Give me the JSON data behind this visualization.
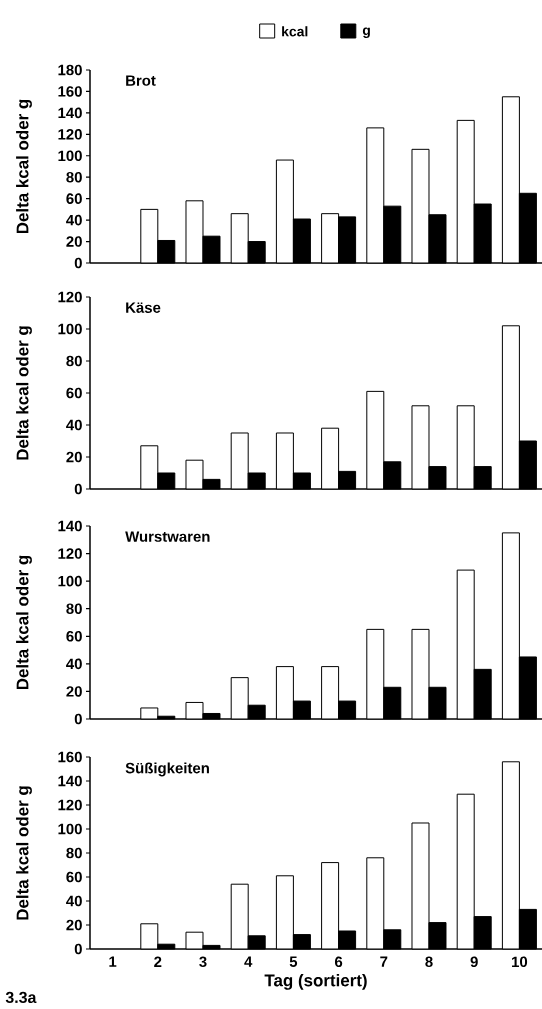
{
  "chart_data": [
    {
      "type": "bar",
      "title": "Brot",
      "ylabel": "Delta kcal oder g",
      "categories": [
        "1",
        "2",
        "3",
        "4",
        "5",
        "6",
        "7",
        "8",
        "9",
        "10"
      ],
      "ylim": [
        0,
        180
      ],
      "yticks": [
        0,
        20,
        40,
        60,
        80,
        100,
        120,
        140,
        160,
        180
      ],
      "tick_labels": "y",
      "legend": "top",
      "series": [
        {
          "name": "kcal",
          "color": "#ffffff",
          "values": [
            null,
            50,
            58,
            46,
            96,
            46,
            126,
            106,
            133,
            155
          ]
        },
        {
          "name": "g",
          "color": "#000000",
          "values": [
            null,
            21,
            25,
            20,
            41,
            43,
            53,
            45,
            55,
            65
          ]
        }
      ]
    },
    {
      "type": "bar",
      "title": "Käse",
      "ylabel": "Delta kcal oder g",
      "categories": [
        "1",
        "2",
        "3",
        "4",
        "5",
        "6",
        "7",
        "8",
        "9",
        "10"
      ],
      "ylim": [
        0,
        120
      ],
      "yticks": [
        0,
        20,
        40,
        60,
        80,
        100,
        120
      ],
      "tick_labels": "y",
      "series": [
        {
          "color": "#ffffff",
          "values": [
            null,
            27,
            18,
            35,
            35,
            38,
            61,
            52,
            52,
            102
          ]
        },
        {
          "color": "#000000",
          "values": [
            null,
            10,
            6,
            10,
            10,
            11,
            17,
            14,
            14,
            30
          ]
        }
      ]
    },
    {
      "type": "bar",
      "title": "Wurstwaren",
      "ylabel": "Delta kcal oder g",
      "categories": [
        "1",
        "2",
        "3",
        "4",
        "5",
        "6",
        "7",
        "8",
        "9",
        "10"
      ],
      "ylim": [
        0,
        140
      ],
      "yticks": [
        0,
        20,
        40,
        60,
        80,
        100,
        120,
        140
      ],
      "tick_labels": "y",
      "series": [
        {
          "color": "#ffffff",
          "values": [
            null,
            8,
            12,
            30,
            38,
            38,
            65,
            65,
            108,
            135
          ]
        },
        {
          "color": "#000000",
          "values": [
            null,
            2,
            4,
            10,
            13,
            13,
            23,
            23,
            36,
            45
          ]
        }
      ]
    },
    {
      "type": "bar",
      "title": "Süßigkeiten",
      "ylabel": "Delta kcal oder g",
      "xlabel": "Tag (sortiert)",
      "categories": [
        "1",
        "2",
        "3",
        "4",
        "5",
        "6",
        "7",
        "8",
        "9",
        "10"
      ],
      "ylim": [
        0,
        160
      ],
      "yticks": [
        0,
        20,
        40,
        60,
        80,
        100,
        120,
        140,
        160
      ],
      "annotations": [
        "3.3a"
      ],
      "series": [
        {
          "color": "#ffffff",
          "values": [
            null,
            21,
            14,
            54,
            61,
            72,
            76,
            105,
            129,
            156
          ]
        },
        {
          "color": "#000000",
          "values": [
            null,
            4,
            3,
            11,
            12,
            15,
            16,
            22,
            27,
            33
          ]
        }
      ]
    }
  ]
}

## Given request
Every entry must be written out exactly, with all pictures left out.

## Full answer
Give me the JSON data behind this visualization.
{
  "chart_data": [
    {
      "type": "bar",
      "title": "Brot",
      "ylabel": "Delta kcal oder g",
      "categories": [
        "1",
        "2",
        "3",
        "4",
        "5",
        "6",
        "7",
        "8",
        "9",
        "10"
      ],
      "ylim": [
        0,
        180
      ],
      "yticks": [
        0,
        20,
        40,
        60,
        80,
        100,
        120,
        140,
        160,
        180
      ],
      "tick_labels": "y",
      "legend": "top",
      "series": [
        {
          "name": "kcal",
          "color": "#ffffff",
          "values": [
            null,
            50,
            58,
            46,
            96,
            46,
            126,
            106,
            133,
            155
          ]
        },
        {
          "name": "g",
          "color": "#000000",
          "values": [
            null,
            21,
            25,
            20,
            41,
            43,
            53,
            45,
            55,
            65
          ]
        }
      ]
    },
    {
      "type": "bar",
      "title": "Käse",
      "ylabel": "Delta kcal oder g",
      "categories": [
        "1",
        "2",
        "3",
        "4",
        "5",
        "6",
        "7",
        "8",
        "9",
        "10"
      ],
      "ylim": [
        0,
        120
      ],
      "yticks": [
        0,
        20,
        40,
        60,
        80,
        100,
        120
      ],
      "tick_labels": "y",
      "series": [
        {
          "color": "#ffffff",
          "values": [
            null,
            27,
            18,
            35,
            35,
            38,
            61,
            52,
            52,
            102
          ]
        },
        {
          "color": "#000000",
          "values": [
            null,
            10,
            6,
            10,
            10,
            11,
            17,
            14,
            14,
            30
          ]
        }
      ]
    },
    {
      "type": "bar",
      "title": "Wurstwaren",
      "ylabel": "Delta kcal oder g",
      "categories": [
        "1",
        "2",
        "3",
        "4",
        "5",
        "6",
        "7",
        "8",
        "9",
        "10"
      ],
      "ylim": [
        0,
        140
      ],
      "yticks": [
        0,
        20,
        40,
        60,
        80,
        100,
        120,
        140
      ],
      "tick_labels": "y",
      "series": [
        {
          "color": "#ffffff",
          "values": [
            null,
            8,
            12,
            30,
            38,
            38,
            65,
            65,
            108,
            135
          ]
        },
        {
          "color": "#000000",
          "values": [
            null,
            2,
            4,
            10,
            13,
            13,
            23,
            23,
            36,
            45
          ]
        }
      ]
    },
    {
      "type": "bar",
      "title": "Süßigkeiten",
      "ylabel": "Delta kcal oder g",
      "xlabel": "Tag (sortiert)",
      "categories": [
        "1",
        "2",
        "3",
        "4",
        "5",
        "6",
        "7",
        "8",
        "9",
        "10"
      ],
      "ylim": [
        0,
        160
      ],
      "yticks": [
        0,
        20,
        40,
        60,
        80,
        100,
        120,
        140,
        160
      ],
      "annotations": [
        "3.3a"
      ],
      "series": [
        {
          "color": "#ffffff",
          "values": [
            null,
            21,
            14,
            54,
            61,
            72,
            76,
            105,
            129,
            156
          ]
        },
        {
          "color": "#000000",
          "values": [
            null,
            4,
            3,
            11,
            12,
            15,
            16,
            22,
            27,
            33
          ]
        }
      ]
    }
  ]
}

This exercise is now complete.